* Start *

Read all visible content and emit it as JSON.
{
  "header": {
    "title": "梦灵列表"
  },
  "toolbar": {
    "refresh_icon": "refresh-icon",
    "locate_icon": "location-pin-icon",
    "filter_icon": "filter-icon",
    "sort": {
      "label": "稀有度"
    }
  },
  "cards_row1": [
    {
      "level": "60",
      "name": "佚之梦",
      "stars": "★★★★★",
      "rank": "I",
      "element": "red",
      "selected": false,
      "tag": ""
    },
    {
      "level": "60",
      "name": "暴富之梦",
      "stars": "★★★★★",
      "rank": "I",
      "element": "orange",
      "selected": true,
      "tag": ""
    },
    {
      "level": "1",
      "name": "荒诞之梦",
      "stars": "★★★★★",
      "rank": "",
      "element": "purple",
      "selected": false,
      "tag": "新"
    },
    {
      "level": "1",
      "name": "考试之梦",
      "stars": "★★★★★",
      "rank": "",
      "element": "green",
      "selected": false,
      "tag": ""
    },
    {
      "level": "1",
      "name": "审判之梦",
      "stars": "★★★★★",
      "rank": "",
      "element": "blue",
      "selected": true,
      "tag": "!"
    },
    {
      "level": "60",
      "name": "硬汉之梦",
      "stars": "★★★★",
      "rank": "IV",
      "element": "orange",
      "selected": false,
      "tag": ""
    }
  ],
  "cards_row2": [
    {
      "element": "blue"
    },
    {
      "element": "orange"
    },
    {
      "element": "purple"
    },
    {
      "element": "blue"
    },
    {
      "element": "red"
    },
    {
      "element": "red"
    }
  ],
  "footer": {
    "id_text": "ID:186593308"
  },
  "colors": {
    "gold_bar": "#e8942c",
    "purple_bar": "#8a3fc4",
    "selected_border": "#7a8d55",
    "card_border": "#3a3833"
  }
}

* End *

**Instructions for the task**
Reproduce each entry exactly, leaving out nothing.

**Task solution**
Read all visible content and emit it as JSON.
{
  "header": {
    "title": "梦灵列表"
  },
  "toolbar": {
    "refresh_icon": "refresh-icon",
    "locate_icon": "location-pin-icon",
    "filter_icon": "filter-icon",
    "sort": {
      "label": "稀有度"
    }
  },
  "cards_row1": [
    {
      "level": "60",
      "name": "佚之梦",
      "stars": "★★★★★",
      "rank": "I",
      "element": "red",
      "selected": false,
      "tag": ""
    },
    {
      "level": "60",
      "name": "暴富之梦",
      "stars": "★★★★★",
      "rank": "I",
      "element": "orange",
      "selected": true,
      "tag": ""
    },
    {
      "level": "1",
      "name": "荒诞之梦",
      "stars": "★★★★★",
      "rank": "",
      "element": "purple",
      "selected": false,
      "tag": "新"
    },
    {
      "level": "1",
      "name": "考试之梦",
      "stars": "★★★★★",
      "rank": "",
      "element": "green",
      "selected": false,
      "tag": ""
    },
    {
      "level": "1",
      "name": "审判之梦",
      "stars": "★★★★★",
      "rank": "",
      "element": "blue",
      "selected": true,
      "tag": "!"
    },
    {
      "level": "60",
      "name": "硬汉之梦",
      "stars": "★★★★",
      "rank": "IV",
      "element": "orange",
      "selected": false,
      "tag": ""
    }
  ],
  "cards_row2": [
    {
      "element": "blue"
    },
    {
      "element": "orange"
    },
    {
      "element": "purple"
    },
    {
      "element": "blue"
    },
    {
      "element": "red"
    },
    {
      "element": "red"
    }
  ],
  "footer": {
    "id_text": "ID:186593308"
  },
  "colors": {
    "gold_bar": "#e8942c",
    "purple_bar": "#8a3fc4",
    "selected_border": "#7a8d55",
    "card_border": "#3a3833"
  }
}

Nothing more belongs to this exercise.